==== RECORDS SUPPLIED

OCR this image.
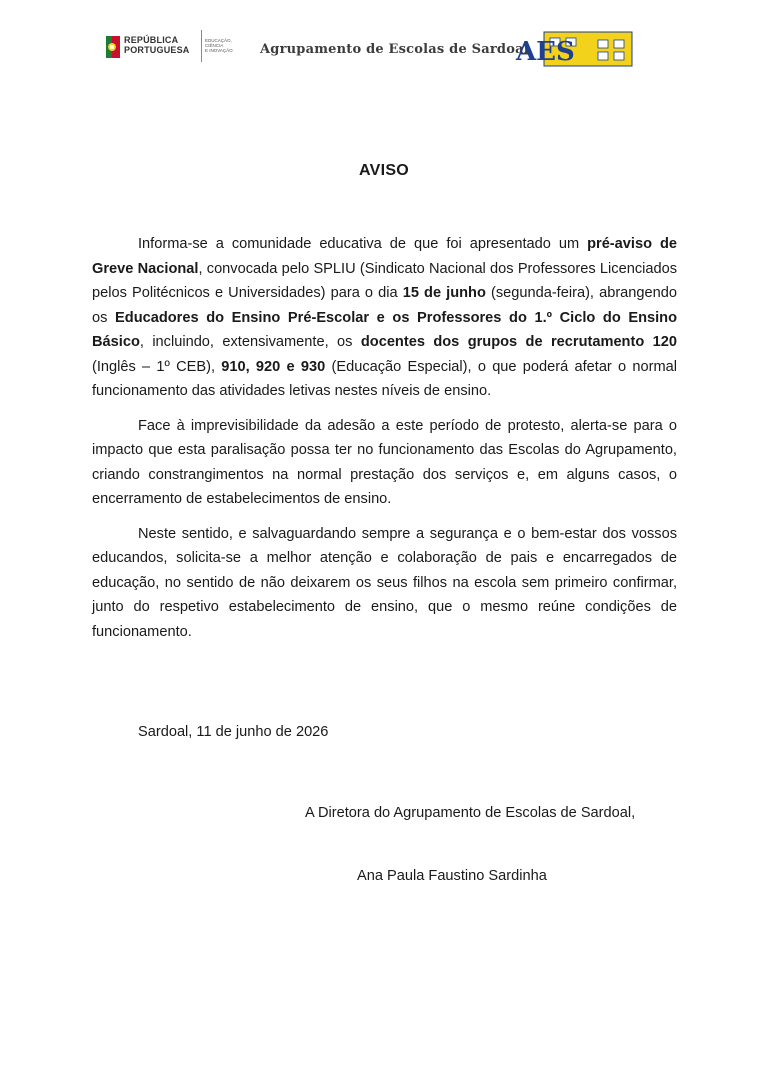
REPÚBLICA
PORTUGUESA
EDUCAÇÃO, CIÊNCIA
E INOVAÇÃO Agrupamento de Escolas de Sardoal
AES
AVISO

Informa-se a comunidade educativa de que foi apresentado um pré-aviso de Greve Nacional, convocada pelo SPLIU (Sindicato Nacional dos Professores Licenciados pelos Politécnicos e Universidades) para o dia 15 de junho (segunda-feira), abrangendo os Educadores do Ensino Pré-Escolar e os Professores do 1.º Ciclo do Ensino Básico, incluindo, extensivamente, os docentes dos grupos de recrutamento 120 (Inglês – 1º CEB), 910, 920 e 930 (Educação Especial), o que poderá afetar o normal funcionamento das atividades letivas nestes níveis de ensino.

Face à imprevisibilidade da adesão a este período de protesto, alerta-se para o impacto que esta paralisação possa ter no funcionamento das Escolas do Agrupamento, criando constrangimentos na normal prestação dos serviços e, em alguns casos, o encerramento de estabelecimentos de ensino.

Neste sentido, e salvaguardando sempre a segurança e o bem-estar dos vossos educandos, solicita-se a melhor atenção e colaboração de pais e encarregados de educação, no sentido de não deixarem os seus filhos na escola sem primeiro confirmar, junto do respetivo estabelecimento de ensino, que o mesmo reúne condições de funcionamento.

Sardoal, 11 de junho de 2026
A Diretora do Agrupamento de Escolas de Sardoal,
Ana Paula Faustino Sardinha
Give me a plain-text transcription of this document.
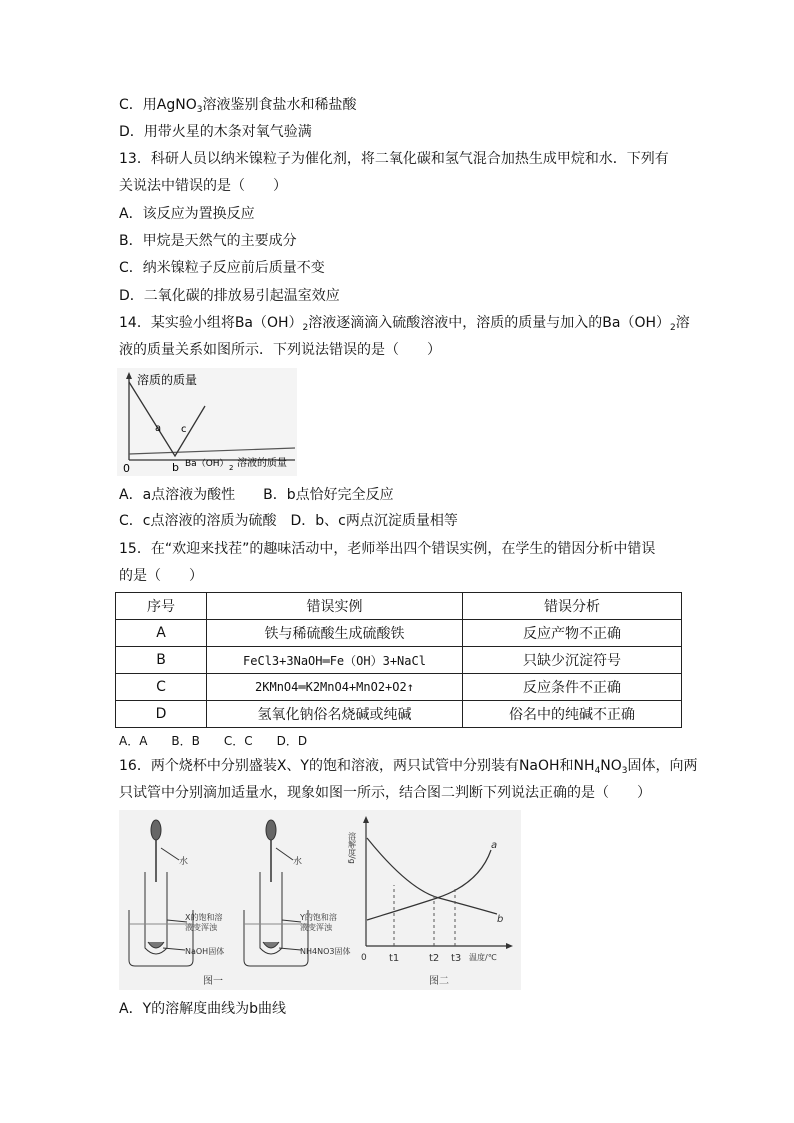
C．用AgNO$_3$溶液鉴别食盐水和稀盐酸
D．用带火星的木条对氧气验满
13．科研人员以纳米镍粒子为催化剂，将二氧化碳和氢气混合加热生成甲烷和水．下列有
关说法中错误的是（　　）
A．该反应为置换反应
B．甲烷是天然气的主要成分
C．纳米镍粒子反应前后质量不变
D．二氧化碳的排放易引起温室效应
14．某实验小组将$Ba(OH)_2$溶液逐滴滴入硫酸溶液中，溶质的质量与加入的$Ba(OH)_2$溶
液的质量关系如图所示．下列说法错误的是（　　）
溶质的质量
a c
b
0	Ba（OH） 2 溶液的质量
A．a点溶液为酸性　　B．b点恰好完全反应
C．c点溶液的溶质为硫酸　D．b、c两点沉淀质量相等
15．在“欢迎来找茬”的趣味活动中，老师举出四个错误实例，在学生的错因分析中错误
的是（　　）
序号	错误实例	错误分析
A	铁与稀硫酸生成硫酸铁	反应产物不正确
B	FeCl3+3NaOH═Fe（OH）3+NaCl	只缺少沉淀符号
C	2KMnO4═K2MnO4+MnO2+O2↑	反应条件不正确
D	氢氧化钠俗名烧碱或纯碱	俗名中的纯碱不正确
A．A　　B．B　　C．C　　D．D
16．两个烧杯中分别盛装X、Y的饱和溶液，两只试管中分别装有NaOH和$NH_4NO_3$固体，向两
只试管中分别滴加适量水，现象如图一所示，结合图二判断下列说法正确的是（　　）
水
X的饱和溶
液变浑浊
NaOH固体
水
Y的饱和溶
液变浑浊
NH4NO3固体
图一
溶解度/g
0 t1	t2 t3 温度/℃
a
b
图二
A．Y的溶解度曲线为b曲线
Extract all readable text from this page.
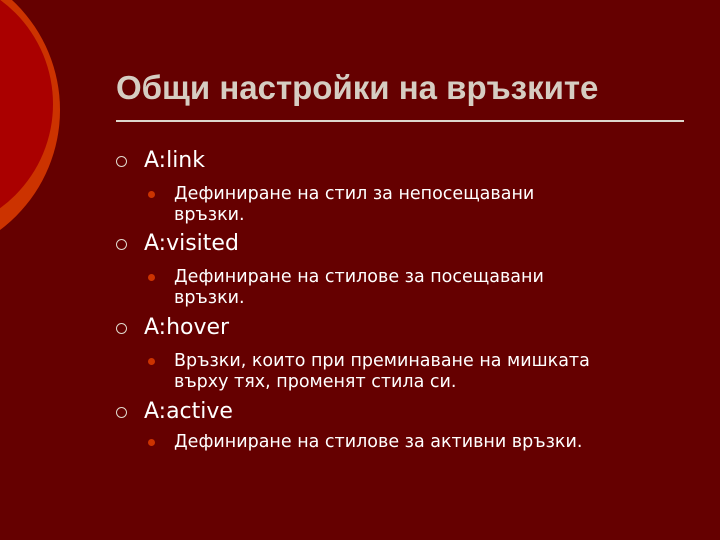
Общи настройки на връзките
A:link
Дефиниране на стил за непосещавани
връзки.
A:visited
Дефиниране на стилове за посещавани
връзки.
A:hover
Връзки, които при преминаване на мишката
върху тях, променят стила си.
A:active
Дефиниране на стилове за активни връзки.
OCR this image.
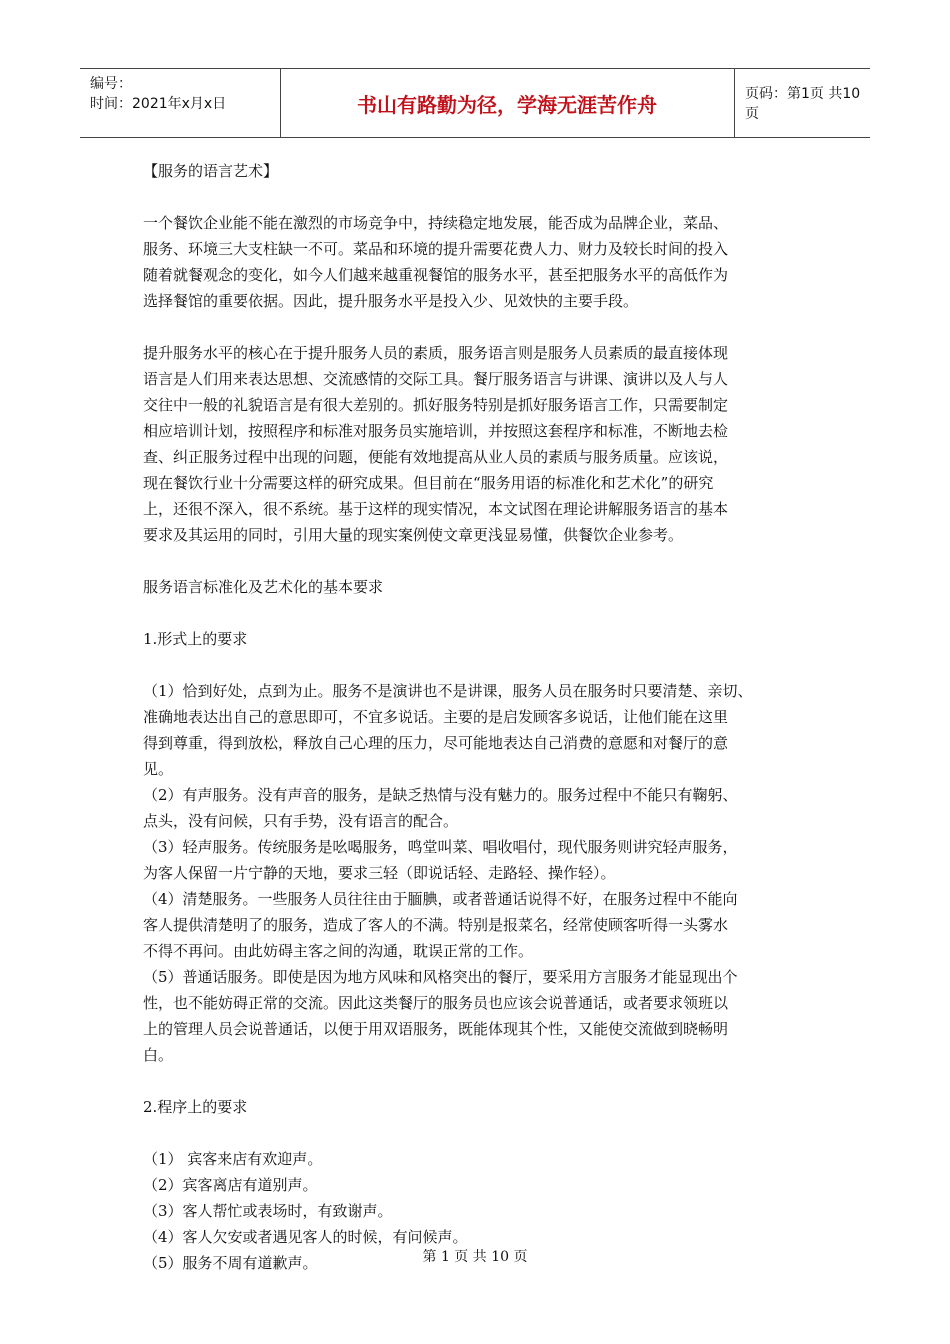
编号：
时间：2021年x月x日	书山有路勤为径，学海无涯苦作舟	页码：第1页 共10页

【服务的语言艺术】

一个餐饮企业能不能在激烈的市场竞争中，持续稳定地发展，能否成为品牌企业，菜品、

服务、环境三大支柱缺一不可。菜品和环境的提升需要花费人力、财力及较长时间的投入

随着就餐观念的变化，如今人们越来越重视餐馆的服务水平，甚至把服务水平的高低作为

选择餐馆的重要依据。因此，提升服务水平是投入少、见效快的主要手段。

提升服务水平的核心在于提升服务人员的素质，服务语言则是服务人员素质的最直接体现

语言是人们用来表达思想、交流感情的交际工具。餐厅服务语言与讲课、演讲以及人与人

交往中一般的礼貌语言是有很大差别的。抓好服务特别是抓好服务语言工作，只需要制定

相应培训计划，按照程序和标准对服务员实施培训，并按照这套程序和标准，不断地去检

查、纠正服务过程中出现的问题，便能有效地提高从业人员的素质与服务质量。应该说，

现在餐饮行业十分需要这样的研究成果。但目前在“服务用语的标准化和艺术化”的研究

上，还很不深入，很不系统。基于这样的现实情况，本文试图在理论讲解服务语言的基本

要求及其运用的同时，引用大量的现实案例使文章更浅显易懂，供餐饮企业参考。

服务语言标准化及艺术化的基本要求

1.形式上的要求

（1）恰到好处，点到为止。服务不是演讲也不是讲课，服务人员在服务时只要清楚、亲切、

准确地表达出自己的意思即可，不宜多说话。主要的是启发顾客多说话，让他们能在这里

得到尊重，得到放松，释放自己心理的压力，尽可能地表达自己消费的意愿和对餐厅的意

见。

（2）有声服务。没有声音的服务，是缺乏热情与没有魅力的。服务过程中不能只有鞠躬、

点头，没有问候，只有手势，没有语言的配合。

（3）轻声服务。传统服务是吆喝服务，鸣堂叫菜、唱收唱付，现代服务则讲究轻声服务，

为客人保留一片宁静的天地，要求三轻（即说话轻、走路轻、操作轻）。

（4）清楚服务。一些服务人员往往由于腼腆，或者普通话说得不好，在服务过程中不能向

客人提供清楚明了的服务，造成了客人的不满。特别是报菜名，经常使顾客听得一头雾水

不得不再问。由此妨碍主客之间的沟通，耽误正常的工作。

（5）普通话服务。即使是因为地方风味和风格突出的餐厅，要采用方言服务才能显现出个

性，也不能妨碍正常的交流。因此这类餐厅的服务员也应该会说普通话，或者要求领班以

上的管理人员会说普通话，以便于用双语服务，既能体现其个性，又能使交流做到晓畅明

白。

2.程序上的要求

（1） 宾客来店有欢迎声。

（2）宾客离店有道别声。

（3）客人帮忙或表场时，有致谢声。

（4）客人欠安或者遇见客人的时候，有问候声。

（5）服务不周有道歉声。	第 1 页 共 10 页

========

Give every line above again exactly, with no pictures.

**RESULT FOR THIS EXERCISE**
OCR this image.
REPÚBLICA
PORTUGUESA
EDUCAÇÃO, CIÊNCIA
E INOVAÇÃO Agrupamento de Escolas de Sardoal
AES
AVISO

Informa-se a comunidade educativa de que foi apresentado um pré-aviso de Greve Nacional, convocada pelo SPLIU (Sindicato Nacional dos Professores Licenciados pelos Politécnicos e Universidades) para o dia 15 de junho (segunda-feira), abrangendo os Educadores do Ensino Pré-Escolar e os Professores do 1.º Ciclo do Ensino Básico, incluindo, extensivamente, os docentes dos grupos de recrutamento 120 (Inglês – 1º CEB), 910, 920 e 930 (Educação Especial), o que poderá afetar o normal funcionamento das atividades letivas nestes níveis de ensino.

Face à imprevisibilidade da adesão a este período de protesto, alerta-se para o impacto que esta paralisação possa ter no funcionamento das Escolas do Agrupamento, criando constrangimentos na normal prestação dos serviços e, em alguns casos, o encerramento de estabelecimentos de ensino.

Neste sentido, e salvaguardando sempre a segurança e o bem-estar dos vossos educandos, solicita-se a melhor atenção e colaboração de pais e encarregados de educação, no sentido de não deixarem os seus filhos na escola sem primeiro confirmar, junto do respetivo estabelecimento de ensino, que o mesmo reúne condições de funcionamento.

Sardoal, 11 de junho de 2026
A Diretora do Agrupamento de Escolas de Sardoal,
Ana Paula Faustino Sardinha
Give me a plain-text transcription of this document.
C．用AgNO$_3$溶液鉴别食盐水和稀盐酸
D．用带火星的木条对氧气验满
13．科研人员以纳米镍粒子为催化剂，将二氧化碳和氢气混合加热生成甲烷和水．下列有
关说法中错误的是（　　）
A．该反应为置换反应
B．甲烷是天然气的主要成分
C．纳米镍粒子反应前后质量不变
D．二氧化碳的排放易引起温室效应
14．某实验小组将$Ba(OH)_2$溶液逐滴滴入硫酸溶液中，溶质的质量与加入的$Ba(OH)_2$溶
液的质量关系如图所示．下列说法错误的是（　　）
溶质的质量
a c
b
0	Ba（OH） 2 溶液的质量
A．a点溶液为酸性　　B．b点恰好完全反应
C．c点溶液的溶质为硫酸　D．b、c两点沉淀质量相等
15．在“欢迎来找茬”的趣味活动中，老师举出四个错误实例，在学生的错因分析中错误
的是（　　）
序号	错误实例	错误分析
A	铁与稀硫酸生成硫酸铁	反应产物不正确
B	FeCl3+3NaOH═Fe（OH）3+NaCl	只缺少沉淀符号
C	2KMnO4═K2MnO4+MnO2+O2↑	反应条件不正确
D	氢氧化钠俗名烧碱或纯碱	俗名中的纯碱不正确
A．A　　B．B　　C．C　　D．D
16．两个烧杯中分别盛装X、Y的饱和溶液，两只试管中分别装有NaOH和$NH_4NO_3$固体，向两
只试管中分别滴加适量水，现象如图一所示，结合图二判断下列说法正确的是（　　）
水
X的饱和溶
液变浑浊
NaOH固体
水
Y的饱和溶
液变浑浊
NH4NO3固体
图一
溶解度/g
0 t1	t2 t3 温度/℃
a
b
图二
A．Y的溶解度曲线为b曲线
Extract all readable text from this page.
Общи настройки на връзките
A:link
Дефиниране на стил за непосещавани
връзки.
A:visited
Дефиниране на стилове за посещавани
връзки.
A:hover
Връзки, които при преминаване на мишката
върху тях, променят стила си.
A:active
Дефиниране на стилове за активни връзки.
OCR this image.
编号：
时间：2021年x月x日	书山有路勤为径，学海无涯苦作舟	页码：第1页 共10页

【服务的语言艺术】

一个餐饮企业能不能在激烈的市场竞争中，持续稳定地发展，能否成为品牌企业，菜品、

服务、环境三大支柱缺一不可。菜品和环境的提升需要花费人力、财力及较长时间的投入

随着就餐观念的变化，如今人们越来越重视餐馆的服务水平，甚至把服务水平的高低作为

选择餐馆的重要依据。因此，提升服务水平是投入少、见效快的主要手段。

提升服务水平的核心在于提升服务人员的素质，服务语言则是服务人员素质的最直接体现

语言是人们用来表达思想、交流感情的交际工具。餐厅服务语言与讲课、演讲以及人与人

交往中一般的礼貌语言是有很大差别的。抓好服务特别是抓好服务语言工作，只需要制定

相应培训计划，按照程序和标准对服务员实施培训，并按照这套程序和标准，不断地去检

查、纠正服务过程中出现的问题，便能有效地提高从业人员的素质与服务质量。应该说，

现在餐饮行业十分需要这样的研究成果。但目前在“服务用语的标准化和艺术化”的研究

上，还很不深入，很不系统。基于这样的现实情况，本文试图在理论讲解服务语言的基本

要求及其运用的同时，引用大量的现实案例使文章更浅显易懂，供餐饮企业参考。

服务语言标准化及艺术化的基本要求

1.形式上的要求

（1）恰到好处，点到为止。服务不是演讲也不是讲课，服务人员在服务时只要清楚、亲切、

准确地表达出自己的意思即可，不宜多说话。主要的是启发顾客多说话，让他们能在这里

得到尊重，得到放松，释放自己心理的压力，尽可能地表达自己消费的意愿和对餐厅的意

见。

（2）有声服务。没有声音的服务，是缺乏热情与没有魅力的。服务过程中不能只有鞠躬、

点头，没有问候，只有手势，没有语言的配合。

（3）轻声服务。传统服务是吆喝服务，鸣堂叫菜、唱收唱付，现代服务则讲究轻声服务，

为客人保留一片宁静的天地，要求三轻（即说话轻、走路轻、操作轻）。

（4）清楚服务。一些服务人员往往由于腼腆，或者普通话说得不好，在服务过程中不能向

客人提供清楚明了的服务，造成了客人的不满。特别是报菜名，经常使顾客听得一头雾水

不得不再问。由此妨碍主客之间的沟通，耽误正常的工作。

（5）普通话服务。即使是因为地方风味和风格突出的餐厅，要采用方言服务才能显现出个

性，也不能妨碍正常的交流。因此这类餐厅的服务员也应该会说普通话，或者要求领班以

上的管理人员会说普通话，以便于用双语服务，既能体现其个性，又能使交流做到晓畅明

白。

2.程序上的要求

（1） 宾客来店有欢迎声。

（2）宾客离店有道别声。

（3）客人帮忙或表场时，有致谢声。

（4）客人欠安或者遇见客人的时候，有问候声。

（5）服务不周有道歉声。	第 1 页 共 10 页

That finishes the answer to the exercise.